Stored data:
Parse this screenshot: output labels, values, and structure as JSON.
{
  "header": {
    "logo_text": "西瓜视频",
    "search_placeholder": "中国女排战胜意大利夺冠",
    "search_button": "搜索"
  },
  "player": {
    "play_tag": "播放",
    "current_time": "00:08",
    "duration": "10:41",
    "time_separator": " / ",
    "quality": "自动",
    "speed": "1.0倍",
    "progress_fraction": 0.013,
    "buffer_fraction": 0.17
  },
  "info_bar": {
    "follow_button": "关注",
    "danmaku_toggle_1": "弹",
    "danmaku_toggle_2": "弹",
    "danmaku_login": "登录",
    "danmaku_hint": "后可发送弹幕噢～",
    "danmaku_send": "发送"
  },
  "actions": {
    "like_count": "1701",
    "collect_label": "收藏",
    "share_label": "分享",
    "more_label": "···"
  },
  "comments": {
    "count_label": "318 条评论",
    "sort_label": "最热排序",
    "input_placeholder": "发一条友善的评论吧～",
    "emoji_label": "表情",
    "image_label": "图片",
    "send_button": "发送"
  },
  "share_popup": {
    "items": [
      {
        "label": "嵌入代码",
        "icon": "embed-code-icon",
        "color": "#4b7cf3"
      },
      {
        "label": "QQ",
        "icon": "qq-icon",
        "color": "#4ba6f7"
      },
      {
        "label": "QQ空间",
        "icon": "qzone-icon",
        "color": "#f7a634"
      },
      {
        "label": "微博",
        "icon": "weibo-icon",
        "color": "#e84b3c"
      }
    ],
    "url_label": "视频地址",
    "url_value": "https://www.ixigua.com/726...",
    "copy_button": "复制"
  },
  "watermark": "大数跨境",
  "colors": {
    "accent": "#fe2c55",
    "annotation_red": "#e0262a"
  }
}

- **GIVEN EXERCISE**:
Above are some records. Print them all exactly.

- **TASK OUTPUT**:
Parse this screenshot: output labels, values, and structure as JSON.
{
  "header": {
    "logo_text": "西瓜视频",
    "search_placeholder": "中国女排战胜意大利夺冠",
    "search_button": "搜索"
  },
  "player": {
    "play_tag": "播放",
    "current_time": "00:08",
    "duration": "10:41",
    "time_separator": " / ",
    "quality": "自动",
    "speed": "1.0倍",
    "progress_fraction": 0.013,
    "buffer_fraction": 0.17
  },
  "info_bar": {
    "follow_button": "关注",
    "danmaku_toggle_1": "弹",
    "danmaku_toggle_2": "弹",
    "danmaku_login": "登录",
    "danmaku_hint": "后可发送弹幕噢～",
    "danmaku_send": "发送"
  },
  "actions": {
    "like_count": "1701",
    "collect_label": "收藏",
    "share_label": "分享",
    "more_label": "···"
  },
  "comments": {
    "count_label": "318 条评论",
    "sort_label": "最热排序",
    "input_placeholder": "发一条友善的评论吧～",
    "emoji_label": "表情",
    "image_label": "图片",
    "send_button": "发送"
  },
  "share_popup": {
    "items": [
      {
        "label": "嵌入代码",
        "icon": "embed-code-icon",
        "color": "#4b7cf3"
      },
      {
        "label": "QQ",
        "icon": "qq-icon",
        "color": "#4ba6f7"
      },
      {
        "label": "QQ空间",
        "icon": "qzone-icon",
        "color": "#f7a634"
      },
      {
        "label": "微博",
        "icon": "weibo-icon",
        "color": "#e84b3c"
      }
    ],
    "url_label": "视频地址",
    "url_value": "https://www.ixigua.com/726...",
    "copy_button": "复制"
  },
  "watermark": "大数跨境",
  "colors": {
    "accent": "#fe2c55",
    "annotation_red": "#e0262a"
  }
}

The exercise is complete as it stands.